■ Given task ■
Output only the lines that run from the line holding "What text is on this page?" to the end of the data below, including both ends, without any pictures.

[start Items]

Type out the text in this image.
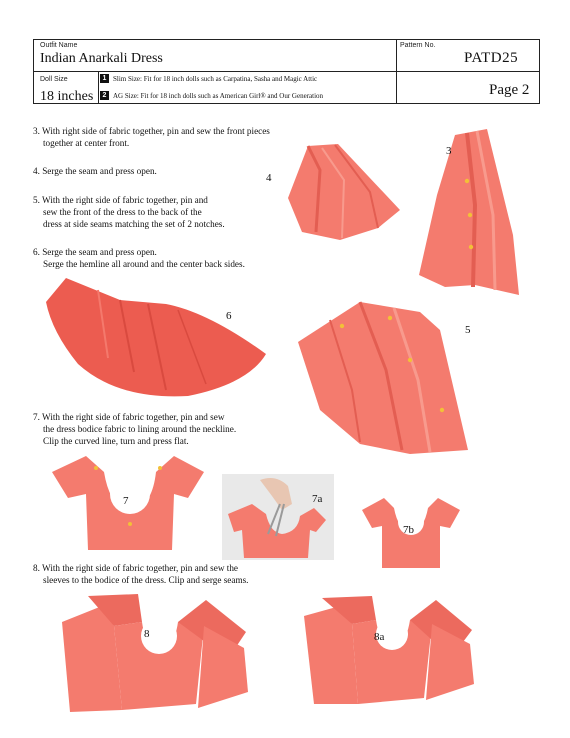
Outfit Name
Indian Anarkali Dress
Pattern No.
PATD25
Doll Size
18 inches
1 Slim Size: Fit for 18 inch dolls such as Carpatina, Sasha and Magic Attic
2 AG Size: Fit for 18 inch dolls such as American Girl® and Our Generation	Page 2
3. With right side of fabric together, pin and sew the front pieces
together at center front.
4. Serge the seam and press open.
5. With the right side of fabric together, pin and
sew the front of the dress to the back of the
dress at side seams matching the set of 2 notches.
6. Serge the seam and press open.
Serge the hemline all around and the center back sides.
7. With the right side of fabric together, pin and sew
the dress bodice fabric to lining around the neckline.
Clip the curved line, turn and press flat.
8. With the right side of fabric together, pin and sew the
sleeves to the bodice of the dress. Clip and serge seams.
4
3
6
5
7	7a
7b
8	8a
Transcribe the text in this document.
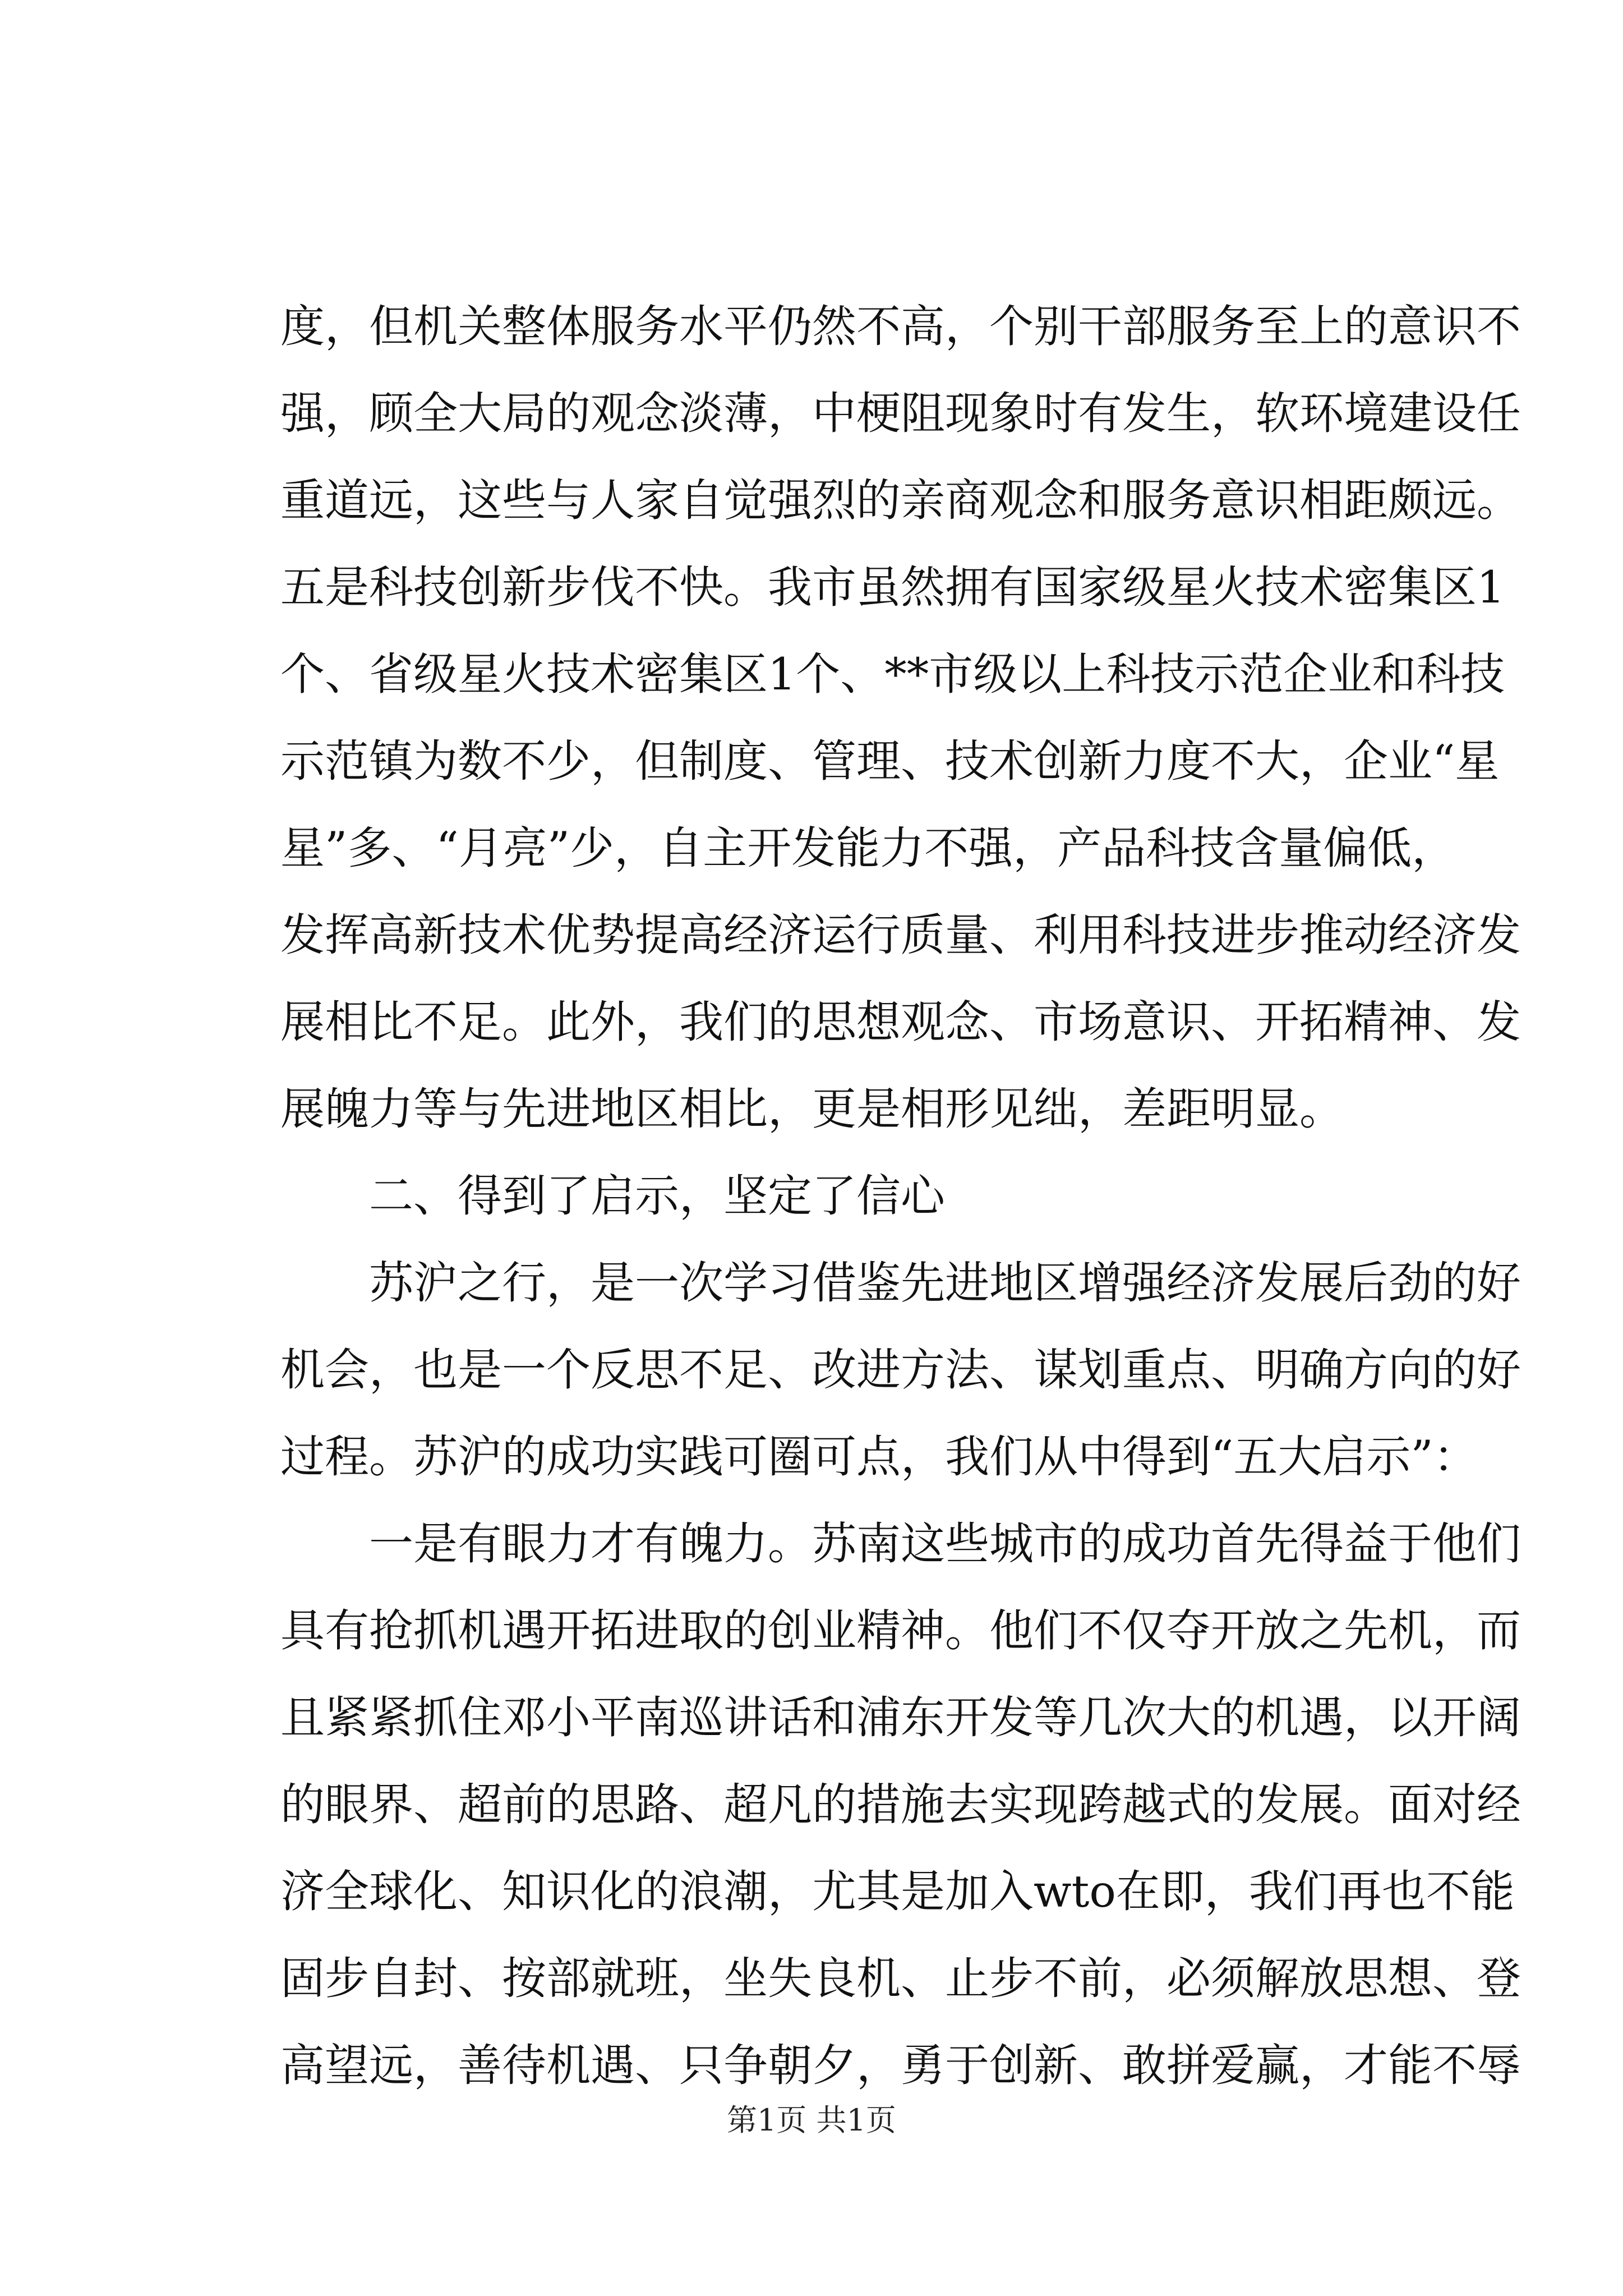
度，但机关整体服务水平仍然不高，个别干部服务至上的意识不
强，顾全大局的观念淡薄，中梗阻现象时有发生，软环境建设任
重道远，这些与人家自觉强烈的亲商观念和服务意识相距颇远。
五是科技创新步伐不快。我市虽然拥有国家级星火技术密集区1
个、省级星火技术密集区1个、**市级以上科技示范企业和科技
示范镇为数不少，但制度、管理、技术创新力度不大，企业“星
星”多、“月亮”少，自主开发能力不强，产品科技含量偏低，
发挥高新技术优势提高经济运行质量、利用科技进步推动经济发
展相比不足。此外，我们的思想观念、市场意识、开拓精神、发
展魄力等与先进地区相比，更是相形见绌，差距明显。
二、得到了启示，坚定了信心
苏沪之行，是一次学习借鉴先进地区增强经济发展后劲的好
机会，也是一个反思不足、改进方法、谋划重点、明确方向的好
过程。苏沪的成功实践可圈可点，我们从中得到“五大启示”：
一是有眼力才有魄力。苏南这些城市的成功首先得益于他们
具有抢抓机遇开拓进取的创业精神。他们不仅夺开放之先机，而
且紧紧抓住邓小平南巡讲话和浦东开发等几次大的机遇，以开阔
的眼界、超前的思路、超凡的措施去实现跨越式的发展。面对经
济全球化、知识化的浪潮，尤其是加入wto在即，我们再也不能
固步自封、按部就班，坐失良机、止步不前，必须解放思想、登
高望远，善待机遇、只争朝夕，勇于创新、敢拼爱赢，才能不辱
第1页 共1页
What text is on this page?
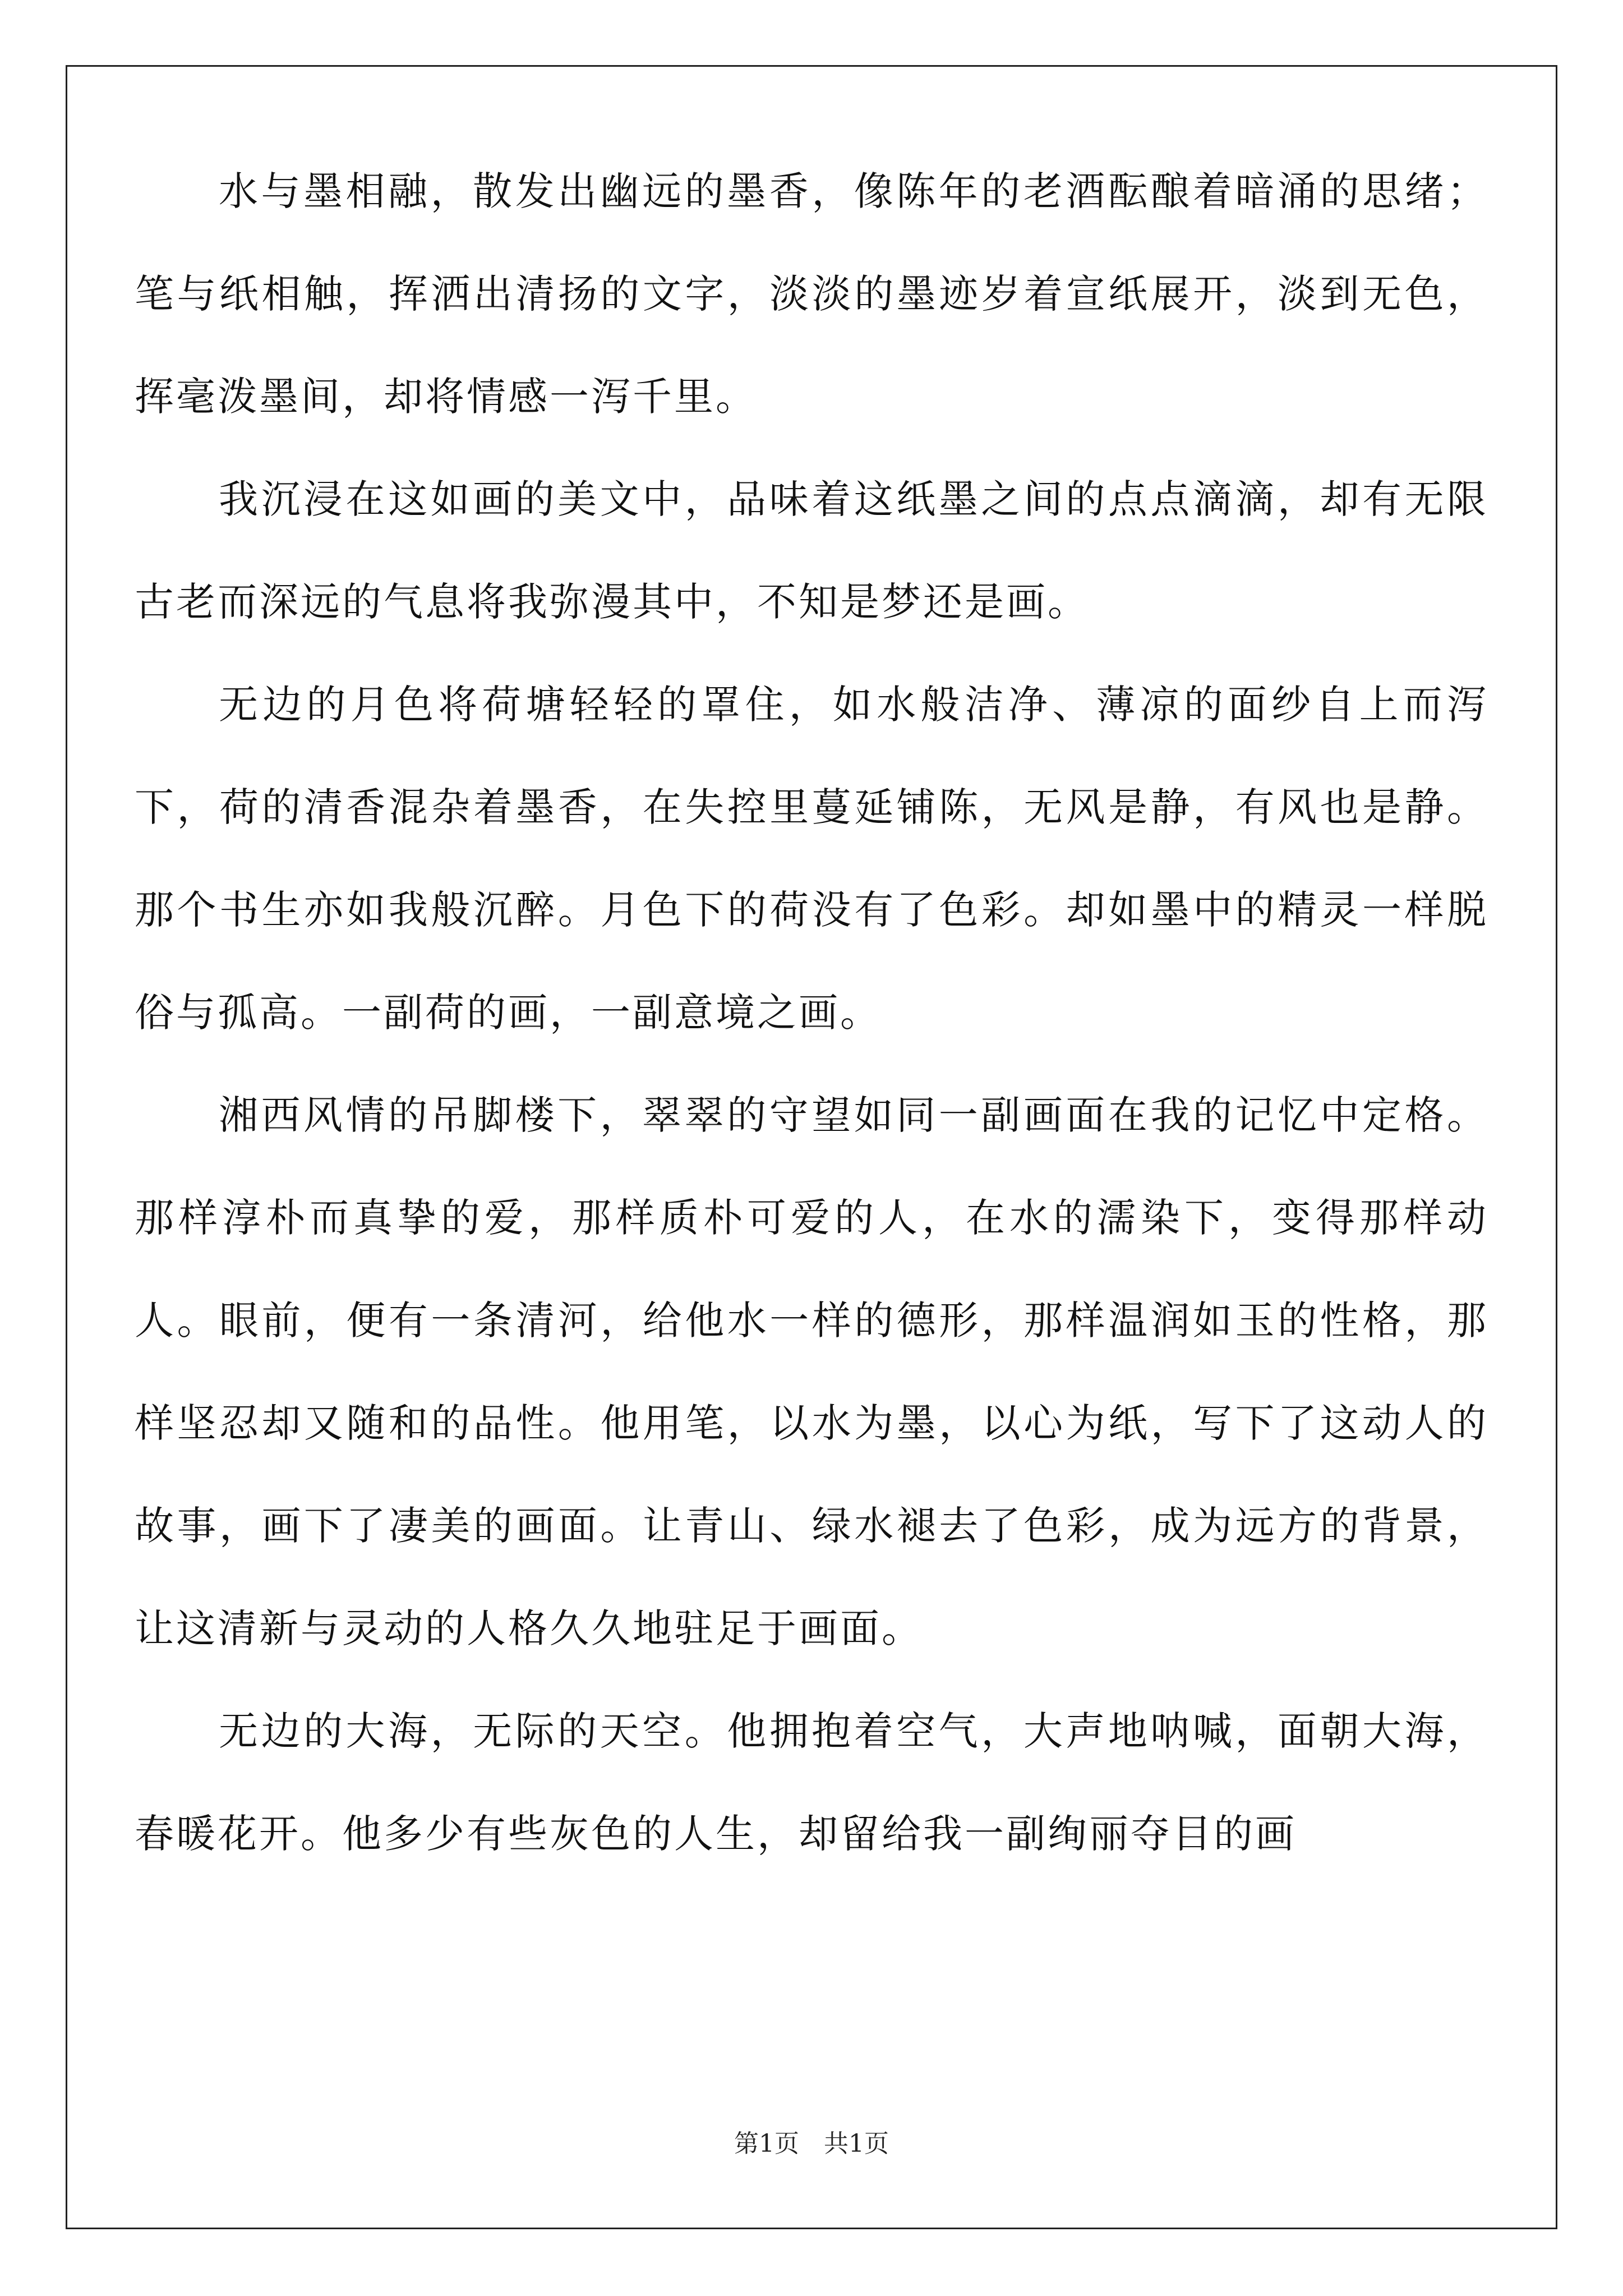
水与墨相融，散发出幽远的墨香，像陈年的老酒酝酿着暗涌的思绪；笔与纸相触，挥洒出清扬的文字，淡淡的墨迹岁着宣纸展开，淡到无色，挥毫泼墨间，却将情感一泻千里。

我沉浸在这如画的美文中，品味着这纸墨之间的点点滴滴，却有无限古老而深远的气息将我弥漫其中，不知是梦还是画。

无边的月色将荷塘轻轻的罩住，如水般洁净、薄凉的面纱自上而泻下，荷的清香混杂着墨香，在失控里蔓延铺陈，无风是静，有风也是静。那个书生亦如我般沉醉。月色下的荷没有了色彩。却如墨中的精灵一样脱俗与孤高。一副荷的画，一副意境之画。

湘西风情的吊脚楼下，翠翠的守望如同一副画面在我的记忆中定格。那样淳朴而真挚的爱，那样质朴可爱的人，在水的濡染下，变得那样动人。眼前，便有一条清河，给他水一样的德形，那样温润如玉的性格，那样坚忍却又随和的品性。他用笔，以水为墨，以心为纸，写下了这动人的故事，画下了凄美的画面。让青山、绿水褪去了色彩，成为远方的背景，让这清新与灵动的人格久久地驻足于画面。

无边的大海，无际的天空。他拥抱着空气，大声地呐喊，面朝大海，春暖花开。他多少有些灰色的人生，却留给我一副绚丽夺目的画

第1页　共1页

[end Items]

■ The output ■
What text is on this page?
水与墨相融，散发出幽远的墨香，像陈年的老酒酝酿着暗涌的思绪；笔与纸相触，挥洒出清扬的文字，淡淡的墨迹岁着宣纸展开，淡到无色，挥毫泼墨间，却将情感一泻千里。

我沉浸在这如画的美文中，品味着这纸墨之间的点点滴滴，却有无限古老而深远的气息将我弥漫其中，不知是梦还是画。

无边的月色将荷塘轻轻的罩住，如水般洁净、薄凉的面纱自上而泻下，荷的清香混杂着墨香，在失控里蔓延铺陈，无风是静，有风也是静。那个书生亦如我般沉醉。月色下的荷没有了色彩。却如墨中的精灵一样脱俗与孤高。一副荷的画，一副意境之画。

湘西风情的吊脚楼下，翠翠的守望如同一副画面在我的记忆中定格。那样淳朴而真挚的爱，那样质朴可爱的人，在水的濡染下，变得那样动人。眼前，便有一条清河，给他水一样的德形，那样温润如玉的性格，那样坚忍却又随和的品性。他用笔，以水为墨，以心为纸，写下了这动人的故事，画下了凄美的画面。让青山、绿水褪去了色彩，成为远方的背景，让这清新与灵动的人格久久地驻足于画面。

无边的大海，无际的天空。他拥抱着空气，大声地呐喊，面朝大海，春暖花开。他多少有些灰色的人生，却留给我一副绚丽夺目的画

第1页　共1页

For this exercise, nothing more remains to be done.